Entries drawn from a collection:
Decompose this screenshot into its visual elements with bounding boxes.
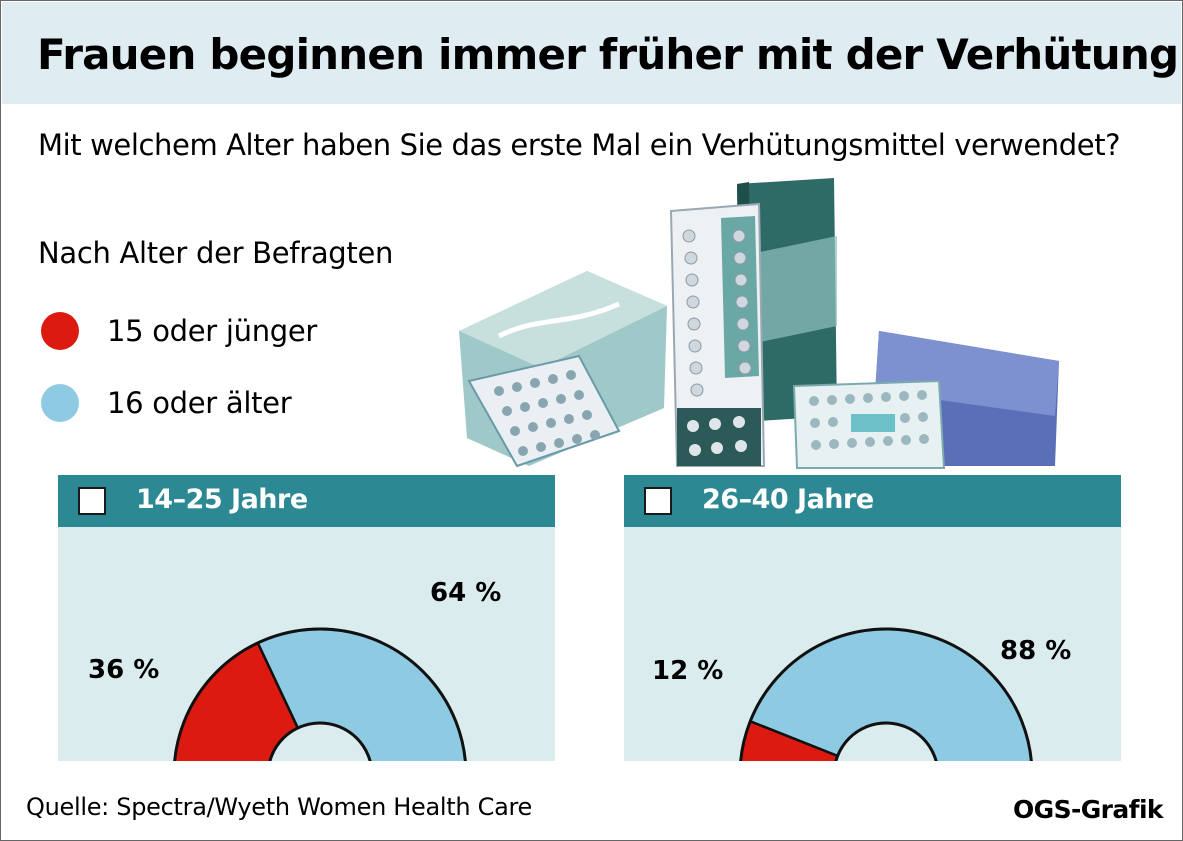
panel-title: 26–40 Jahre [702,484,874,515]
checkbox-icon [644,487,672,515]
page-title: Frauen beginnen immer früher mit der Ver… [37,30,1179,79]
legend-swatch-red [41,312,79,350]
graphic-credit: OGS-Grafik [1013,795,1164,824]
data-label-red: 36 % [88,655,159,685]
data-label-red: 12 % [652,656,723,686]
legend-label: 16 oder älter [107,386,292,420]
chart-panel-14-25: 14–25 Jahre 36 % 64 % [58,475,555,761]
legend-swatch-light-blue [41,384,79,422]
half-donut-chart: 36 % 64 % [88,578,501,761]
title-bar: Frauen beginnen immer früher mit der Ver… [2,2,1181,104]
gauge-outline [739,627,1033,761]
subtitle: Mit welchem Alter haben Sie das erste Ma… [38,128,1121,162]
gauge-outline [173,627,467,761]
legend-heading: Nach Alter der Befragten [38,236,394,270]
data-label-blue: 64 % [430,578,501,608]
chart-panel-26-40: 26–40 Jahre 12 % 88 % [624,475,1121,761]
legend-label: 15 oder jünger [107,314,318,348]
data-label-blue: 88 % [1000,636,1071,666]
panel-title: 14–25 Jahre [136,484,308,515]
half-donut-chart: 12 % 88 % [652,627,1071,761]
checkbox-icon [78,487,106,515]
gauge-segment-16-or-older [256,627,467,761]
panel-header: 14–25 Jahre [58,475,555,527]
legend-item-16-or-older: 16 oder älter [41,383,292,423]
panel-header: 26–40 Jahre [624,475,1121,527]
pill-packs-photo [459,178,1059,469]
legend-item-15-or-younger: 15 oder jünger [41,311,317,351]
source-note: Quelle: Spectra/Wyeth Women Health Care [26,793,533,821]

> **Exercise description**: Would you copy out every line of the records above word for word, without the pictures?

> **Final result**:
Decompose this screenshot into its visual elements with bounding boxes.
panel-title: 26–40 Jahre [702,484,874,515]
checkbox-icon [644,487,672,515]
page-title: Frauen beginnen immer früher mit der Ver… [37,30,1179,79]
legend-swatch-red [41,312,79,350]
graphic-credit: OGS-Grafik [1013,795,1164,824]
data-label-red: 36 % [88,655,159,685]
data-label-red: 12 % [652,656,723,686]
legend-label: 16 oder älter [107,386,292,420]
chart-panel-14-25: 14–25 Jahre 36 % 64 % [58,475,555,761]
legend-swatch-light-blue [41,384,79,422]
half-donut-chart: 36 % 64 % [88,578,501,761]
title-bar: Frauen beginnen immer früher mit der Ver… [2,2,1181,104]
gauge-outline [739,627,1033,761]
subtitle: Mit welchem Alter haben Sie das erste Ma… [38,128,1121,162]
gauge-outline [173,627,467,761]
legend-heading: Nach Alter der Befragten [38,236,394,270]
data-label-blue: 64 % [430,578,501,608]
chart-panel-26-40: 26–40 Jahre 12 % 88 % [624,475,1121,761]
legend-label: 15 oder jünger [107,314,318,348]
data-label-blue: 88 % [1000,636,1071,666]
panel-title: 14–25 Jahre [136,484,308,515]
half-donut-chart: 12 % 88 % [652,627,1071,761]
checkbox-icon [78,487,106,515]
gauge-segment-16-or-older [256,627,467,761]
panel-header: 14–25 Jahre [58,475,555,527]
legend-item-16-or-older: 16 oder älter [41,383,292,423]
panel-header: 26–40 Jahre [624,475,1121,527]
pill-packs-photo [459,178,1059,469]
legend-item-15-or-younger: 15 oder jünger [41,311,317,351]
source-note: Quelle: Spectra/Wyeth Women Health Care [26,793,533,821]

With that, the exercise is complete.